Data entries
— start —

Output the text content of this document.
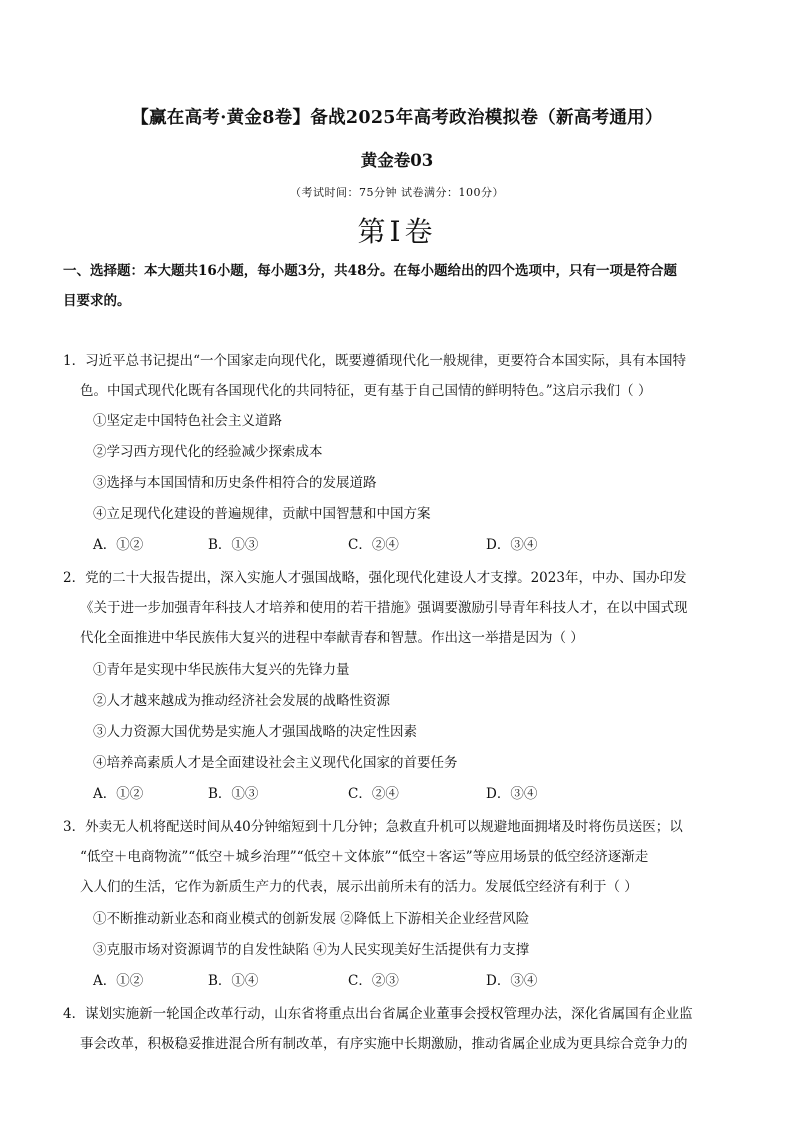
【赢在高考·黄金8卷】备战2025年高考政治模拟卷（新高考通用）
黄金卷03
（考试时间：75分钟 试卷满分：100分）
第Ⅰ卷
一、选择题：本大题共16小题，每小题3分，共48分。在每小题给出的四个选项中，只有一项是符合题
目要求的。
1．习近平总书记提出“一个国家走向现代化，既要遵循现代化一般规律，更要符合本国实际，具有本国特
色。中国式现代化既有各国现代化的共同特征，更有基于自己国情的鲜明特色。”这启示我们（ ）
①坚定走中国特色社会主义道路
②学习西方现代化的经验减少探索成本
③选择与本国国情和历史条件相符合的发展道路
④立足现代化建设的普遍规律，贡献中国智慧和中国方案
A．①②	B．①③	C．②④	D．③④
2．党的二十大报告提出，深入实施人才强国战略，强化现代化建设人才支撑。2023年，中办、国办印发
《关于进一步加强青年科技人才培养和使用的若干措施》强调要激励引导青年科技人才，在以中国式现
代化全面推进中华民族伟大复兴的进程中奉献青春和智慧。作出这一举措是因为（ ）
①青年是实现中华民族伟大复兴的先锋力量
②人才越来越成为推动经济社会发展的战略性资源
③人力资源大国优势是实施人才强国战略的决定性因素
④培养高素质人才是全面建设社会主义现代化国家的首要任务
A．①②	B．①③	C．②④	D．③④
3．外卖无人机将配送时间从40分钟缩短到十几分钟；急救直升机可以规避地面拥堵及时将伤员送医；以
“低空＋电商物流”“低空＋城乡治理”“低空＋文体旅”“低空＋客运”等应用场景的低空经济逐渐走
入人们的生活，它作为新质生产力的代表，展示出前所未有的活力。发展低空经济有利于（ ）
①不断推动新业态和商业模式的创新发展 ②降低上下游相关企业经营风险
③克服市场对资源调节的自发性缺陷 ④为人民实现美好生活提供有力支撑
A．①②	B．①④	C．②③	D．③④
4．谋划实施新一轮国企改革行动，山东省将重点出台省属企业董事会授权管理办法，深化省属国有企业监
事会改革，积极稳妥推进混合所有制改革，有序实施中长期激励，推动省属企业成为更具综合竞争力的
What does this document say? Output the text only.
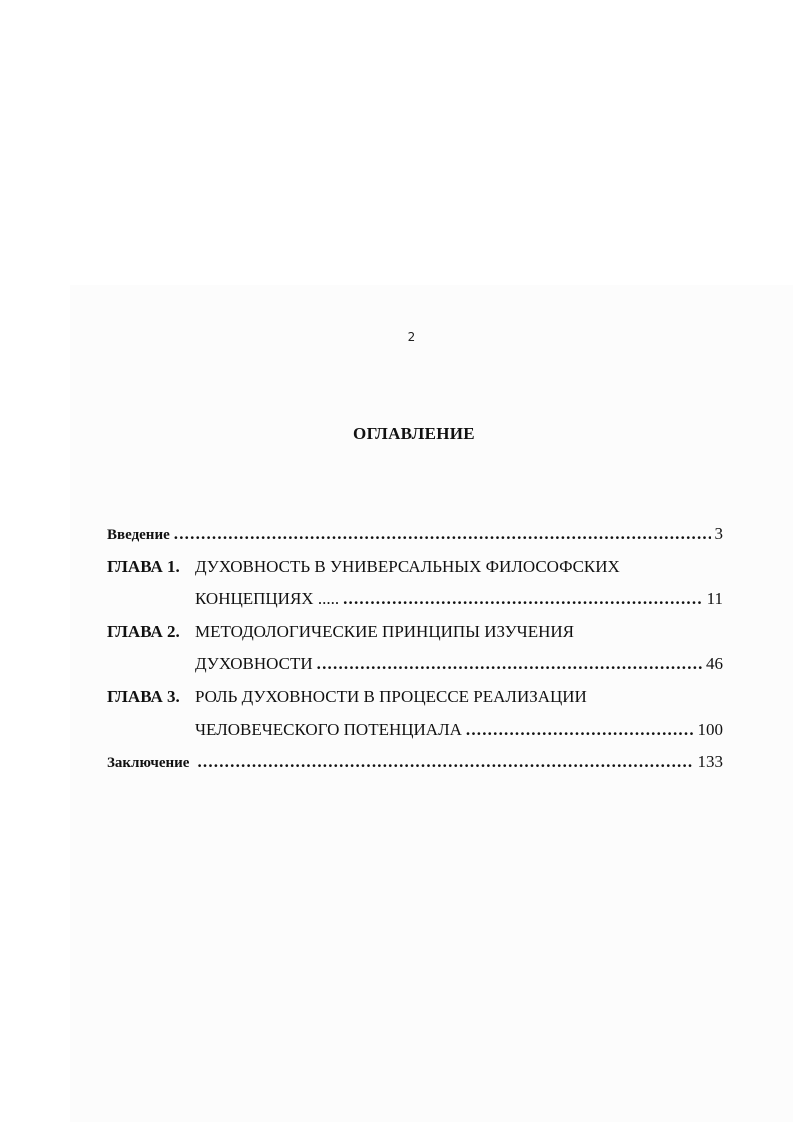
2
ОГЛАВЛЕНИЕ
Введение .....	3
ГЛАВА 1. ДУХОВНОСТЬ В УНИВЕРСАЛЬНЫХ ФИЛОСОФСКИХ
КОНЦЕПЦИЯХ ..... .....	11
ГЛАВА 2. МЕТОДОЛОГИЧЕСКИЕ ПРИНЦИПЫ ИЗУЧЕНИЯ
ДУХОВНОСТИ .....	46
ГЛАВА 3. РОЛЬ ДУХОВНОСТИ В ПРОЦЕССЕ РЕАЛИЗАЦИИ
ЧЕЛОВЕЧЕСКОГО ПОТЕНЦИАЛА .....	100
Заключение .....	133
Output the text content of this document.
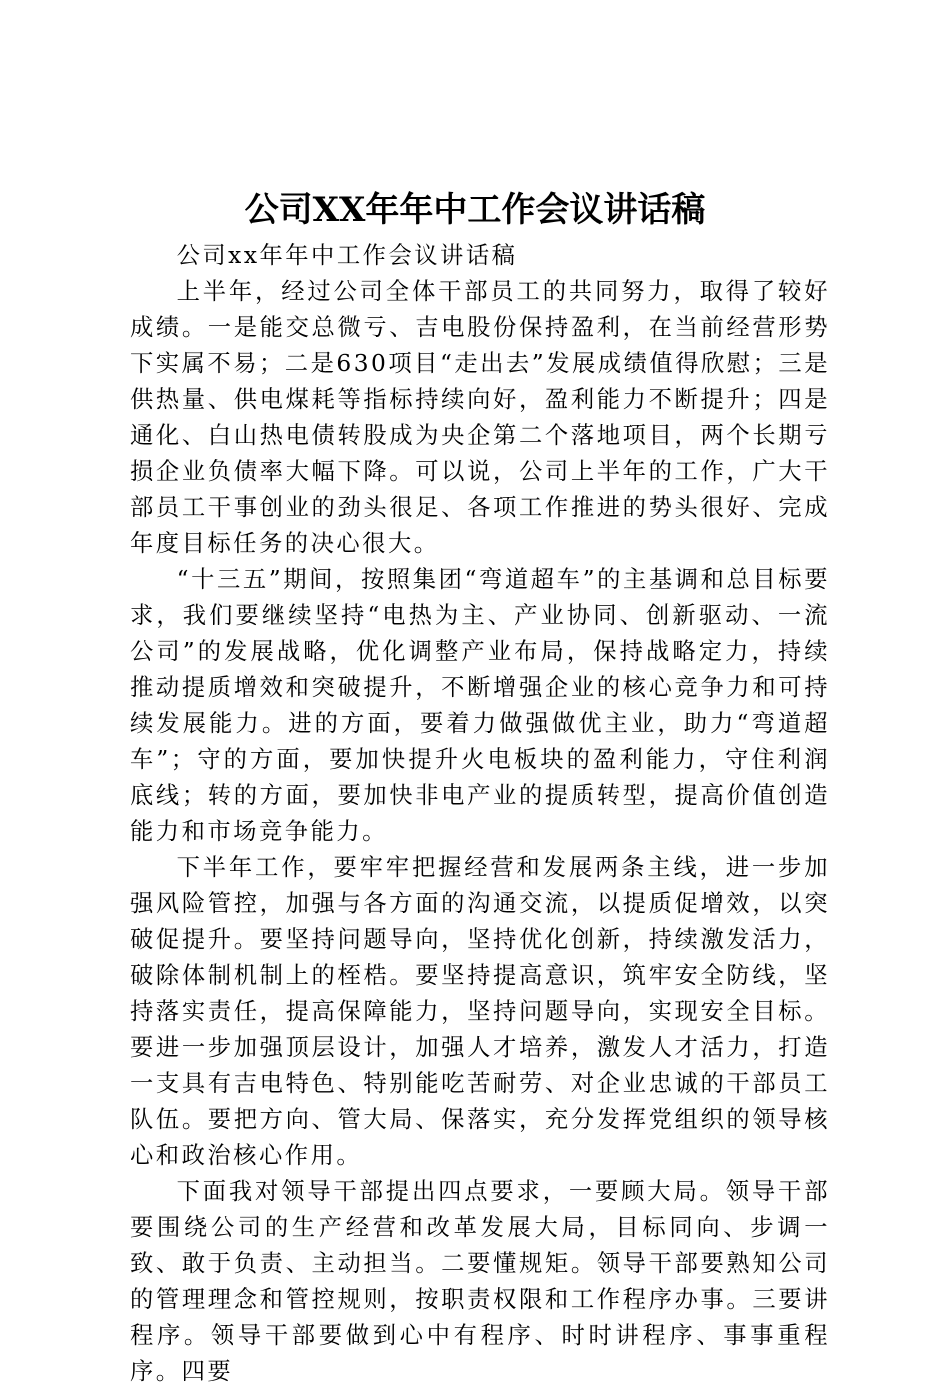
公司XX年年中工作会议讲话稿

公司xx年年中工作会议讲话稿

上半年，经过公司全体干部员工的共同努力，取得了较好成绩。一是能交总微亏、吉电股份保持盈利，在当前经营形势下实属不易；二是630项目“走出去”发展成绩值得欣慰；三是供热量、供电煤耗等指标持续向好，盈利能力不断提升；四是通化、白山热电债转股成为央企第二个落地项目，两个长期亏损企业负债率大幅下降。可以说，公司上半年的工作，广大干部员工干事创业的劲头很足、各项工作推进的势头很好、完成年度目标任务的决心很大。

“十三五”期间，按照集团“弯道超车”的主基调和总目标要求，我们要继续坚持“电热为主、产业协同、创新驱动、一流公司”的发展战略，优化调整产业布局，保持战略定力，持续推动提质增效和突破提升，不断增强企业的核心竞争力和可持续发展能力。进的方面，要着力做强做优主业，助力“弯道超车”；守的方面，要加快提升火电板块的盈利能力，守住利润底线；转的方面，要加快非电产业的提质转型，提高价值创造能力和市场竞争能力。

下半年工作，要牢牢把握经营和发展两条主线，进一步加强风险管控，加强与各方面的沟通交流，以提质促增效，以突破促提升。要坚持问题导向，坚持优化创新，持续激发活力，破除体制机制上的桎梏。要坚持提高意识，筑牢安全防线，坚持落实责任，提高保障能力，坚持问题导向，实现安全目标。要进一步加强顶层设计，加强人才培养，激发人才活力，打造一支具有吉电特色、特别能吃苦耐劳、对企业忠诚的干部员工队伍。要把方向、管大局、保落实，充分发挥党组织的领导核心和政治核心作用。

下面我对领导干部提出四点要求，一要顾大局。领导干部要围绕公司的生产经营和改革发展大局，目标同向、步调一致、敢于负责、主动担当。二要懂规矩。领导干部要熟知公司的管理理念和管控规则，按职责权限和工作程序办事。三要讲程序。领导干部要做到心中有程序、时时讲程序、事事重程序。四要
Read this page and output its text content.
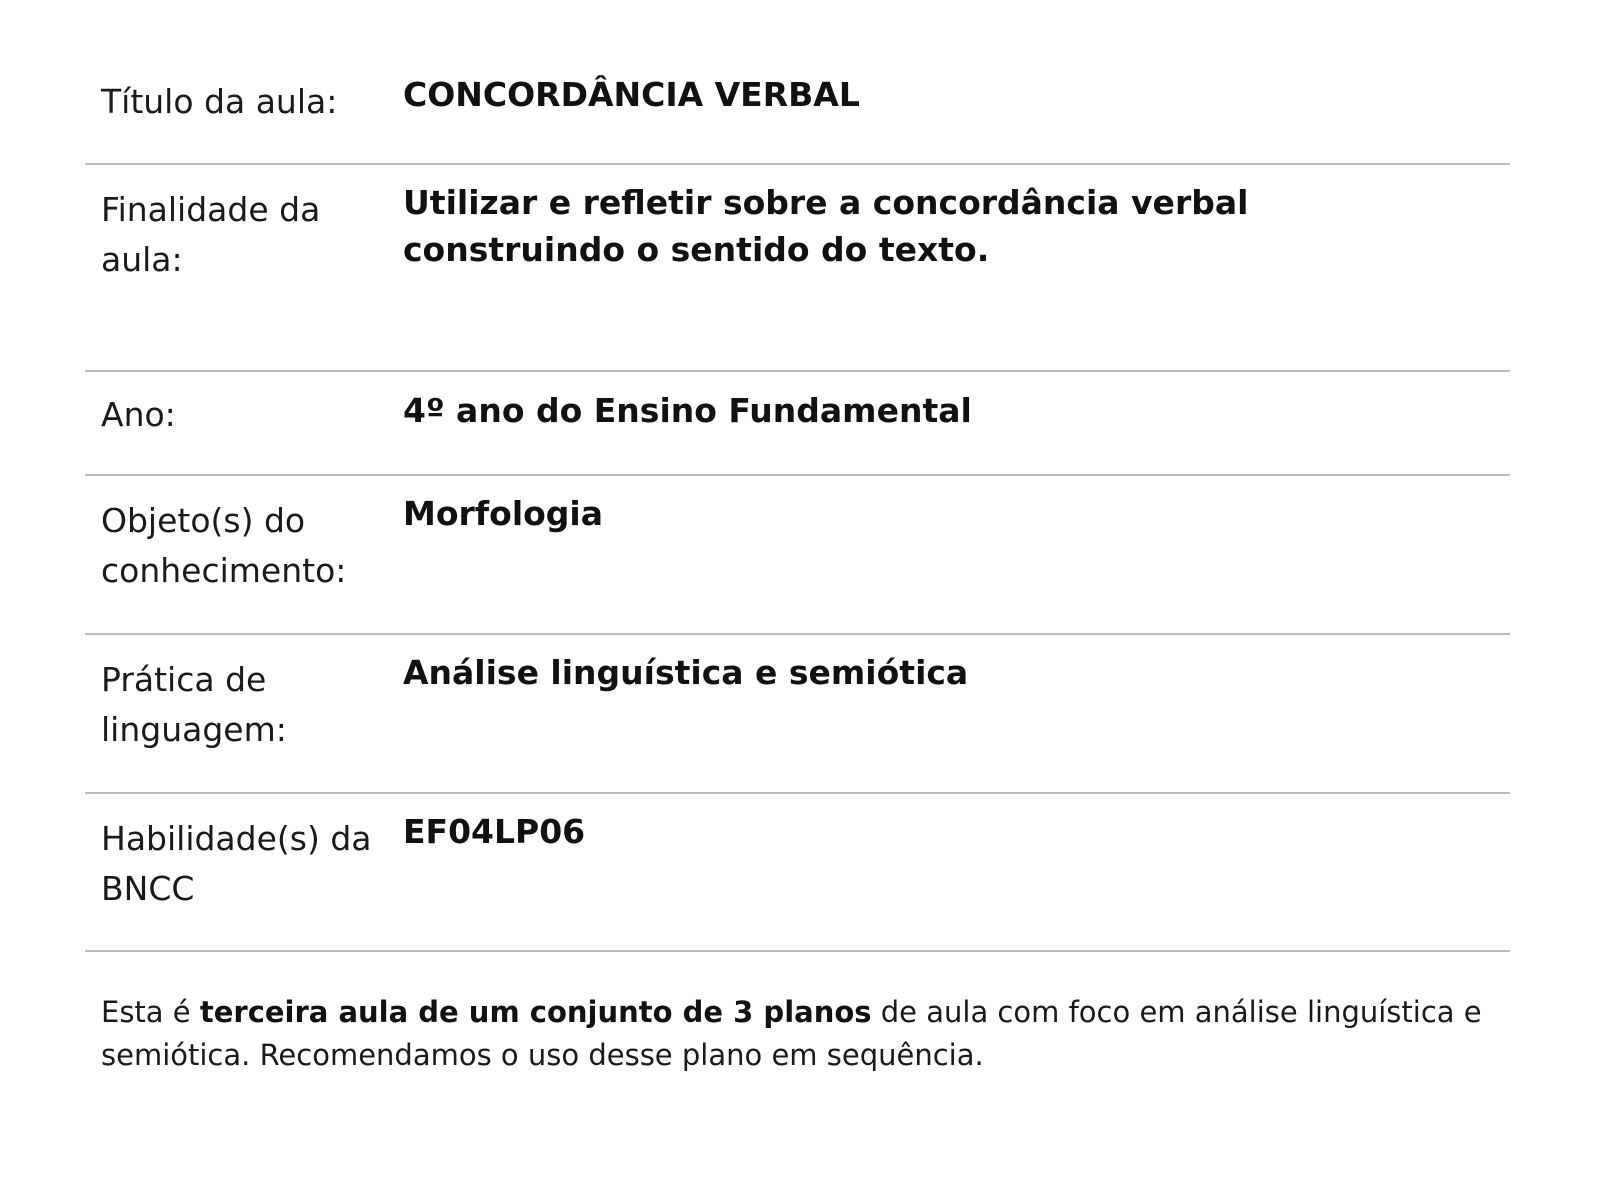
Título da aula:	CONCORDÂNCIA VERBAL
Finalidade da aula:
Utilizar e refletir sobre a concordância verbal construindo o sentido do texto.
Ano:	4º ano do Ensino Fundamental
Objeto(s) do conhecimento:
Morfologia
Prática de linguagem:
Análise linguística e semiótica
Habilidade(s) da BNCC
EF04LP06

Esta é terceira aula de um conjunto de 3 planos de aula com foco em análise linguística e semiótica. Recomendamos o uso desse plano em sequência.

— end —

[To be done]: Write only the number of lines in the records that include the word "aula".

[Answer to the exercise]: 3